### Исходный отрывок
И, подойдя к нему, желая загладить неприятное и тяжкое впечатление от слов батюшки, я спросил "самого плохого ученика":
"А Вы посещаете Церковь в праздники и воскресения?"
"А как же; и накануне хожу на всенощную", – бойко ответил он.
"А случалось ли Вам, идя по улице, встречаться с нищими?"
"О да, часто, теперь их особенно много", – последовал ответ.
"Что же Вы делали, когда встречались с ними? Подавали ли им милостыню, сколько можно?" – продолжал я спрашивать.
У мальчика заблестели глаза, и он живо ответил:
"Всегда давал, когда были деньги"...
"Тогда Вы – самый лучший ученик в классе", – ответил я ему.
Священник был несколько сконфужен, а весь класс торжествовал. "Самый плохой ученик" тоже сиял от радости. Позорное клеймо было с него снято.
По выходе из класса, я посоветовал законоучителю бережнее относиться к впечатлительной детской душе.

### Фрагмент данных
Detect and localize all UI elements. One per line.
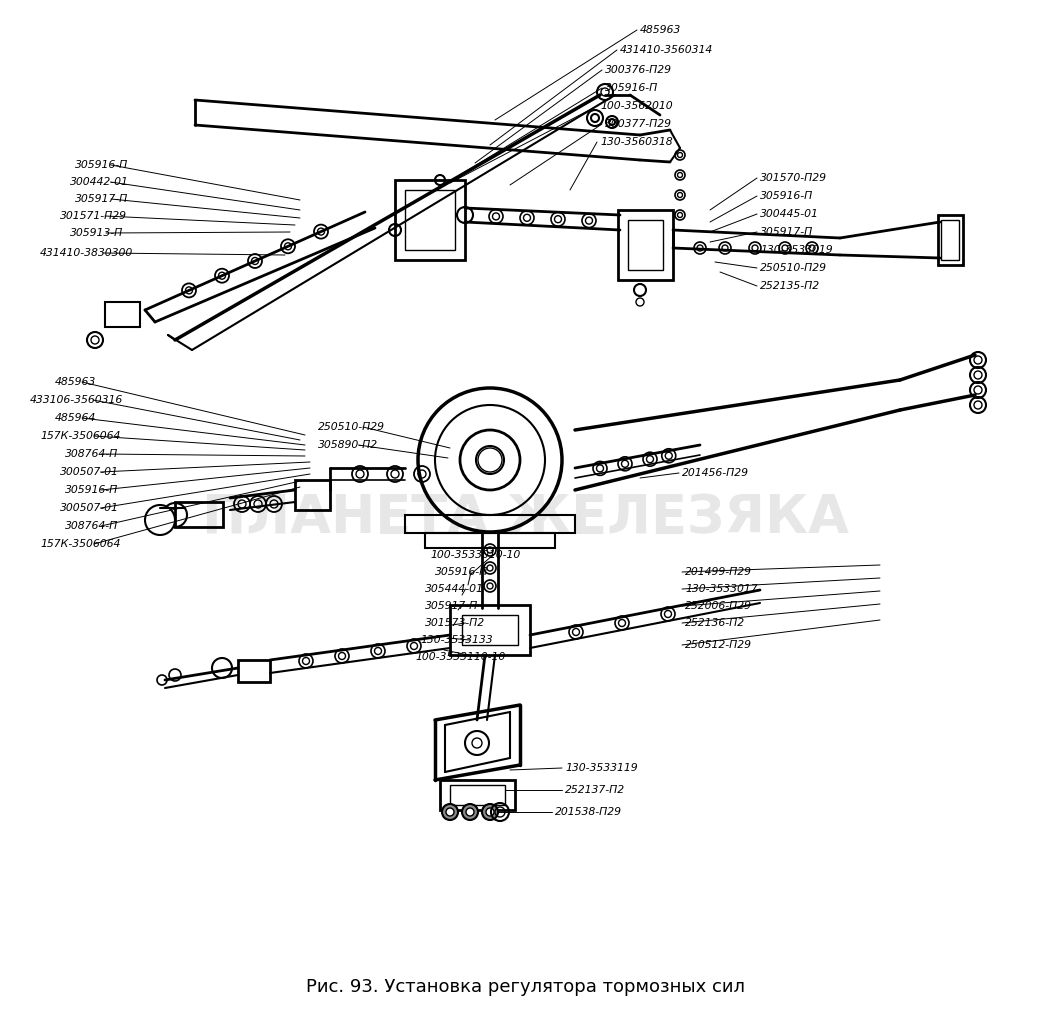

### Задания
1. Какой совет дан законоучителю после выхода из класса, согласно отрывку?
2. Перепечатайте из отрывка текст от слов «И, подойдя к» до слов «продолжал я спрашивать.» включительно.

### Ответы по порядку
1. Бережнее относиться к впечатлительной детской душе.

2.
И, подойдя к нему, желая загладить неприятное и тяжкое впечатление от слов батюшки, я спросил "самого плохого ученика":
"А Вы посещаете Церковь в праздники и воскресения?"
"А как же; и накануне хожу на всенощную", – бойко ответил он.
"А случалось ли Вам, идя по улице, встречаться с нищими?"
"О да, часто, теперь их особенно много", – последовал ответ.
"Что же Вы делали, когда встречались с ними? Подавали ли им милостыню, сколько можно?" – продолжал я спрашивать.